Items listed in a dataset

----------

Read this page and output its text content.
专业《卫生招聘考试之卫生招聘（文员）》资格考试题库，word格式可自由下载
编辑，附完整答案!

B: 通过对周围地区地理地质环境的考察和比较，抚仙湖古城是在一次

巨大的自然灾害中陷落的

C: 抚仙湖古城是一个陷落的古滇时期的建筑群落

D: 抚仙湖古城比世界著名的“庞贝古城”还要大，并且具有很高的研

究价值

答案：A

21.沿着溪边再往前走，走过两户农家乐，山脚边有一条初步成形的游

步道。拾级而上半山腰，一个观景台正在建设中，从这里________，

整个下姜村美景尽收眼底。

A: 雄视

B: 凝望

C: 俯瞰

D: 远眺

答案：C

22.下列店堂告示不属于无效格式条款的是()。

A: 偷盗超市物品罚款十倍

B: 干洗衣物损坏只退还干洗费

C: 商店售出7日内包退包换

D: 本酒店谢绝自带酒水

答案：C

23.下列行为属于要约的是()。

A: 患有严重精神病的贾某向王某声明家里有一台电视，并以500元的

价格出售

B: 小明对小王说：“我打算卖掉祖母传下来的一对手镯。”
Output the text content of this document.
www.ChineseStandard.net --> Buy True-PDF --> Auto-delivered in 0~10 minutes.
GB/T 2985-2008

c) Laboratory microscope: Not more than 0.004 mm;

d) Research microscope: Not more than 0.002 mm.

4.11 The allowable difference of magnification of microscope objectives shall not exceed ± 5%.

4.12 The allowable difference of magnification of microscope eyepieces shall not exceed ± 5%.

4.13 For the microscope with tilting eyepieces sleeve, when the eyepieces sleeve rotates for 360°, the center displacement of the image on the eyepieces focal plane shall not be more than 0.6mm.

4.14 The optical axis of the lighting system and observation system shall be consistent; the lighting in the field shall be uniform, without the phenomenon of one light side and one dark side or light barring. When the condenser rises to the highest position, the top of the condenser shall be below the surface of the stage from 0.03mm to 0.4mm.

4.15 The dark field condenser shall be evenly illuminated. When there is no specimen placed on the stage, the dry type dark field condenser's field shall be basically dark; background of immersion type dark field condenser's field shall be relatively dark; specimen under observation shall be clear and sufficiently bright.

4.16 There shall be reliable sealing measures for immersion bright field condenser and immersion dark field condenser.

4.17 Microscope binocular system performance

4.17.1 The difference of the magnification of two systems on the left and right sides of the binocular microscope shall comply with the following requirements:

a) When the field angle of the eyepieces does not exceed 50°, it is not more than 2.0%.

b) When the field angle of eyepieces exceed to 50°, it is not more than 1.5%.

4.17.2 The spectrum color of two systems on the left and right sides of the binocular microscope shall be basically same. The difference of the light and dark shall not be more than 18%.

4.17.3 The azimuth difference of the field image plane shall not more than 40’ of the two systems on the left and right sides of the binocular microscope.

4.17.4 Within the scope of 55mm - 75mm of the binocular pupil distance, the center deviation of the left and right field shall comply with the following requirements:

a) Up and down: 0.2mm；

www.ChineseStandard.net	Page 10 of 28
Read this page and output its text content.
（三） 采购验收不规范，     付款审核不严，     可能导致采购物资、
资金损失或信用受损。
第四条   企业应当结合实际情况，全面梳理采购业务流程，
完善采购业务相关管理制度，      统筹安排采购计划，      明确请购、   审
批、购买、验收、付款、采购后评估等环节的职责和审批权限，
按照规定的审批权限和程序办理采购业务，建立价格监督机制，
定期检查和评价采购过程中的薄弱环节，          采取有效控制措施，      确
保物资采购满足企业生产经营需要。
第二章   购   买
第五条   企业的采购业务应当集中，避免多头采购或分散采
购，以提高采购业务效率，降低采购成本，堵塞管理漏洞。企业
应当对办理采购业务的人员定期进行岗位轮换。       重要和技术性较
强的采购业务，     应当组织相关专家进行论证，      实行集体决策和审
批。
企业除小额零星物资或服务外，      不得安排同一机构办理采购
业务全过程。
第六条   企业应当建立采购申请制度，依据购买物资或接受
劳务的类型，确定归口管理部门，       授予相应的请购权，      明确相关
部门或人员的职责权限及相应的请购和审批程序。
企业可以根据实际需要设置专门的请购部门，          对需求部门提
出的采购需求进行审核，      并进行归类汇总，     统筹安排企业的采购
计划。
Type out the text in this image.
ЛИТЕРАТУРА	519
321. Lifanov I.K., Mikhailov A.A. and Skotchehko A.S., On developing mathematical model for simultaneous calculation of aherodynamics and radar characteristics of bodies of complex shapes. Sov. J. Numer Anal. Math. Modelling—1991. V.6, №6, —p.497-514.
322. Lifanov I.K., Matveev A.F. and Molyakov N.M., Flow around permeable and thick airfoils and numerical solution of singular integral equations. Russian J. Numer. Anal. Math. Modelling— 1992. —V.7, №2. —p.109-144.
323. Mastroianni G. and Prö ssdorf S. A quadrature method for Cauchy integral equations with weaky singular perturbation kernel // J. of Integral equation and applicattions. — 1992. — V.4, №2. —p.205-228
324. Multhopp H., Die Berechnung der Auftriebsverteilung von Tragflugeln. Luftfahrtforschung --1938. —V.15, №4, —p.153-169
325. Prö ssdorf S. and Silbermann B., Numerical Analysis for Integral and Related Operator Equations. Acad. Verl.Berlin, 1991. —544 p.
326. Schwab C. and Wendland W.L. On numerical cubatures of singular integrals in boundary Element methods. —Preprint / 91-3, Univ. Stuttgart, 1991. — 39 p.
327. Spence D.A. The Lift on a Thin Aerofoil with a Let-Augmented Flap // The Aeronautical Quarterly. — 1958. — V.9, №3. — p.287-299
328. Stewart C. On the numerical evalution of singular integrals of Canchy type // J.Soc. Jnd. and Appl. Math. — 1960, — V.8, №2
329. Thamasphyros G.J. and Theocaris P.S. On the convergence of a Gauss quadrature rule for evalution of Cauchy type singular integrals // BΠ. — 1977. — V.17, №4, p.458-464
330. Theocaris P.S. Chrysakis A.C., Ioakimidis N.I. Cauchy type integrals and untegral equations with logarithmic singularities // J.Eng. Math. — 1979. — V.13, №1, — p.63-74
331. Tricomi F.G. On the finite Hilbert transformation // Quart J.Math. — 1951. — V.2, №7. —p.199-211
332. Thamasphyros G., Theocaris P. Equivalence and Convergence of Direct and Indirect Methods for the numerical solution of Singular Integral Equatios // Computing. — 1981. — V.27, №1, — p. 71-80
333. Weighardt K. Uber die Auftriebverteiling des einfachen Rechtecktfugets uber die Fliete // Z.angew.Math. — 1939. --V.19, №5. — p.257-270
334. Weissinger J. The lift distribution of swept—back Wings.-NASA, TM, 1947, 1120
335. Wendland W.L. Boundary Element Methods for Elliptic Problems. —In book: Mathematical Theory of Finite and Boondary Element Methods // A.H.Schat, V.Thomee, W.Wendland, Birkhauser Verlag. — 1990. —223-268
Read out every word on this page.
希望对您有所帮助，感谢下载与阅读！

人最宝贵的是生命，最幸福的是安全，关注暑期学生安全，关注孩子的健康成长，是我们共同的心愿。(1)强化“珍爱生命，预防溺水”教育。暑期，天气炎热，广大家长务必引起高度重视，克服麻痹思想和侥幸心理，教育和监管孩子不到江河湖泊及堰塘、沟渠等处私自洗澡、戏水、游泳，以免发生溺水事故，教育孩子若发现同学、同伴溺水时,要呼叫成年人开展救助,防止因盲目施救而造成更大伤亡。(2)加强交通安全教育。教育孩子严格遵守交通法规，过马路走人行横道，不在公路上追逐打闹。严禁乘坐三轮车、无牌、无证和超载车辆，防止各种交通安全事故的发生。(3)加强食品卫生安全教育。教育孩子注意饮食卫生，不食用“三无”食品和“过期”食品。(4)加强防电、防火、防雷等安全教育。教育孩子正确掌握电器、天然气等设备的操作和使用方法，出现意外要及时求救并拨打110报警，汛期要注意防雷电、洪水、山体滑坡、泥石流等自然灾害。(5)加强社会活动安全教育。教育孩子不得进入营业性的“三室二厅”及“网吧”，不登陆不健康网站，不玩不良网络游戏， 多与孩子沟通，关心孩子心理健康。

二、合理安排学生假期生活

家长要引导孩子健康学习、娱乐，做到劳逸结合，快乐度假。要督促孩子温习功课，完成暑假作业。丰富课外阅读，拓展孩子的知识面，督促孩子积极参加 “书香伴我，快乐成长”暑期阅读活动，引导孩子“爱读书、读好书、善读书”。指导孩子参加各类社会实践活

----------

## [What you are asked to do]
Find the lines holding "Element" and list every one.

## [Task answer]
326. Schwab C. and Wendland W.L. On numerical cubatures of singular integrals in boundary Element methods. —Preprint / 91-3, Univ. Stuttgart, 1991. — 39 p.
335. Wendland W.L. Boundary Element Methods for Elliptic Problems. —In book: Mathematical Theory of Finite and Boondary Element Methods // A.H.Schat, V.Thomee, W.Wendland, Birkhauser Verlag. — 1990. —223-268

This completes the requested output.